> _WHAT YOU HAVE TO DO_
The records that follow must be repeated verbatim, every one of them.

"""

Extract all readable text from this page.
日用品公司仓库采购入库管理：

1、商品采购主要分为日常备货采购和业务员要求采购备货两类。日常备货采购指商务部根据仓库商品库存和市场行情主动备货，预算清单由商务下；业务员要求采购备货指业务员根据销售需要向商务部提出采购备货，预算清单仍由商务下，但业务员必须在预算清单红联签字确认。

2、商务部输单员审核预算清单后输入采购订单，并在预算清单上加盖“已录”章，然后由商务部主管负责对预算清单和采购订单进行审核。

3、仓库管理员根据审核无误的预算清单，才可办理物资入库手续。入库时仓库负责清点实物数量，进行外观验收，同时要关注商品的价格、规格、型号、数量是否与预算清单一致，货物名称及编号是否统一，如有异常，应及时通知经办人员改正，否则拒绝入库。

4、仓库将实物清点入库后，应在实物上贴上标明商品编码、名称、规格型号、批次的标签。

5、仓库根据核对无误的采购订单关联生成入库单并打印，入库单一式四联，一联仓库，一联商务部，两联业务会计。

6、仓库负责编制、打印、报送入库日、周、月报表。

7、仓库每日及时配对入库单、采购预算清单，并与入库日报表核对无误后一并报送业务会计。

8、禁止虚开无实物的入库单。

"""

> _ANSWER BELOW_
Extract all readable text from this page.
日用品公司仓库采购入库管理：

1、商品采购主要分为日常备货采购和业务员要求采购备货两类。日常备货采购指商务部根据仓库商品库存和市场行情主动备货，预算清单由商务下；业务员要求采购备货指业务员根据销售需要向商务部提出采购备货，预算清单仍由商务下，但业务员必须在预算清单红联签字确认。

2、商务部输单员审核预算清单后输入采购订单，并在预算清单上加盖“已录”章，然后由商务部主管负责对预算清单和采购订单进行审核。

3、仓库管理员根据审核无误的预算清单，才可办理物资入库手续。入库时仓库负责清点实物数量，进行外观验收，同时要关注商品的价格、规格、型号、数量是否与预算清单一致，货物名称及编号是否统一，如有异常，应及时通知经办人员改正，否则拒绝入库。

4、仓库将实物清点入库后，应在实物上贴上标明商品编码、名称、规格型号、批次的标签。

5、仓库根据核对无误的采购订单关联生成入库单并打印，入库单一式四联，一联仓库，一联商务部，两联业务会计。

6、仓库负责编制、打印、报送入库日、周、月报表。

7、仓库每日及时配对入库单、采购预算清单，并与入库日报表核对无误后一并报送业务会计。

8、禁止虚开无实物的入库单。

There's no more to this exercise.